A run of records:
## Begin
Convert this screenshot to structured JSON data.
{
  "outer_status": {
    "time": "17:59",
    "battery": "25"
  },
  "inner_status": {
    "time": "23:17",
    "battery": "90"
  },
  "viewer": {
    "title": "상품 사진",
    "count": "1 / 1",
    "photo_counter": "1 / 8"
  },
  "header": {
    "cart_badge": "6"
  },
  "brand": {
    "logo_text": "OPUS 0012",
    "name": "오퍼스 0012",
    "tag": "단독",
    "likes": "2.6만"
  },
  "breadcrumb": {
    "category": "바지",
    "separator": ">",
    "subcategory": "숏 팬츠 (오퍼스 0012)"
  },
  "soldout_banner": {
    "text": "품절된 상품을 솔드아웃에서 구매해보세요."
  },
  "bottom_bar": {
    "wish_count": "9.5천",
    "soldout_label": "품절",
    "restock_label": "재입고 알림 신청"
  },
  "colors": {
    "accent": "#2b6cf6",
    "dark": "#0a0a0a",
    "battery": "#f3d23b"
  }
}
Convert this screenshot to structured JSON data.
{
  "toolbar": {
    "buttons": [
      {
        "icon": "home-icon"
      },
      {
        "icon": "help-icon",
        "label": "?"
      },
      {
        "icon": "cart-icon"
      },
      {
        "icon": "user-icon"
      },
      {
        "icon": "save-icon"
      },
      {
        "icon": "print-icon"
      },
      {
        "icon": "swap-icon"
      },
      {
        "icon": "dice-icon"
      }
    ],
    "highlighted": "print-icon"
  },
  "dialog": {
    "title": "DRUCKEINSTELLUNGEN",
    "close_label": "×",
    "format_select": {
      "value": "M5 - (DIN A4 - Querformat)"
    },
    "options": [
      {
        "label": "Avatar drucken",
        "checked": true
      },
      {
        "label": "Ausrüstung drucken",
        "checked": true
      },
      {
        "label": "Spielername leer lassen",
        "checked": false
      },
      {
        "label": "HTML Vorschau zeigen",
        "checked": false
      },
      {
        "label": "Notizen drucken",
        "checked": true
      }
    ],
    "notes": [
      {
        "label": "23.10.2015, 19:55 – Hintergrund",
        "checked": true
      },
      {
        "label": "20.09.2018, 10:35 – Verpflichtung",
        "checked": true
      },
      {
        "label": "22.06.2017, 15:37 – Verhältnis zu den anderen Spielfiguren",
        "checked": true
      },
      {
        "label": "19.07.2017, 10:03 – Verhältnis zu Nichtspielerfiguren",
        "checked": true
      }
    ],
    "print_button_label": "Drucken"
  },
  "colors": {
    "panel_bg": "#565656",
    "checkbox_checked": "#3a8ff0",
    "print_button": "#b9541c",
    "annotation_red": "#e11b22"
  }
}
## End
Output all of the material exactly as written.

ANSWER FOR THIS EXERCISE:
Convert this screenshot to structured JSON data.
{
  "outer_status": {
    "time": "17:59",
    "battery": "25"
  },
  "inner_status": {
    "time": "23:17",
    "battery": "90"
  },
  "viewer": {
    "title": "상품 사진",
    "count": "1 / 1",
    "photo_counter": "1 / 8"
  },
  "header": {
    "cart_badge": "6"
  },
  "brand": {
    "logo_text": "OPUS 0012",
    "name": "오퍼스 0012",
    "tag": "단독",
    "likes": "2.6만"
  },
  "breadcrumb": {
    "category": "바지",
    "separator": ">",
    "subcategory": "숏 팬츠 (오퍼스 0012)"
  },
  "soldout_banner": {
    "text": "품절된 상품을 솔드아웃에서 구매해보세요."
  },
  "bottom_bar": {
    "wish_count": "9.5천",
    "soldout_label": "품절",
    "restock_label": "재입고 알림 신청"
  },
  "colors": {
    "accent": "#2b6cf6",
    "dark": "#0a0a0a",
    "battery": "#f3d23b"
  }
}
Convert this screenshot to structured JSON data.
{
  "toolbar": {
    "buttons": [
      {
        "icon": "home-icon"
      },
      {
        "icon": "help-icon",
        "label": "?"
      },
      {
        "icon": "cart-icon"
      },
      {
        "icon": "user-icon"
      },
      {
        "icon": "save-icon"
      },
      {
        "icon": "print-icon"
      },
      {
        "icon": "swap-icon"
      },
      {
        "icon": "dice-icon"
      }
    ],
    "highlighted": "print-icon"
  },
  "dialog": {
    "title": "DRUCKEINSTELLUNGEN",
    "close_label": "×",
    "format_select": {
      "value": "M5 - (DIN A4 - Querformat)"
    },
    "options": [
      {
        "label": "Avatar drucken",
        "checked": true
      },
      {
        "label": "Ausrüstung drucken",
        "checked": true
      },
      {
        "label": "Spielername leer lassen",
        "checked": false
      },
      {
        "label": "HTML Vorschau zeigen",
        "checked": false
      },
      {
        "label": "Notizen drucken",
        "checked": true
      }
    ],
    "notes": [
      {
        "label": "23.10.2015, 19:55 – Hintergrund",
        "checked": true
      },
      {
        "label": "20.09.2018, 10:35 – Verpflichtung",
        "checked": true
      },
      {
        "label": "22.06.2017, 15:37 – Verhältnis zu den anderen Spielfiguren",
        "checked": true
      },
      {
        "label": "19.07.2017, 10:03 – Verhältnis zu Nichtspielerfiguren",
        "checked": true
      }
    ],
    "print_button_label": "Drucken"
  },
  "colors": {
    "panel_bg": "#565656",
    "checkbox_checked": "#3a8ff0",
    "print_button": "#b9541c",
    "annotation_red": "#e11b22"
  }
}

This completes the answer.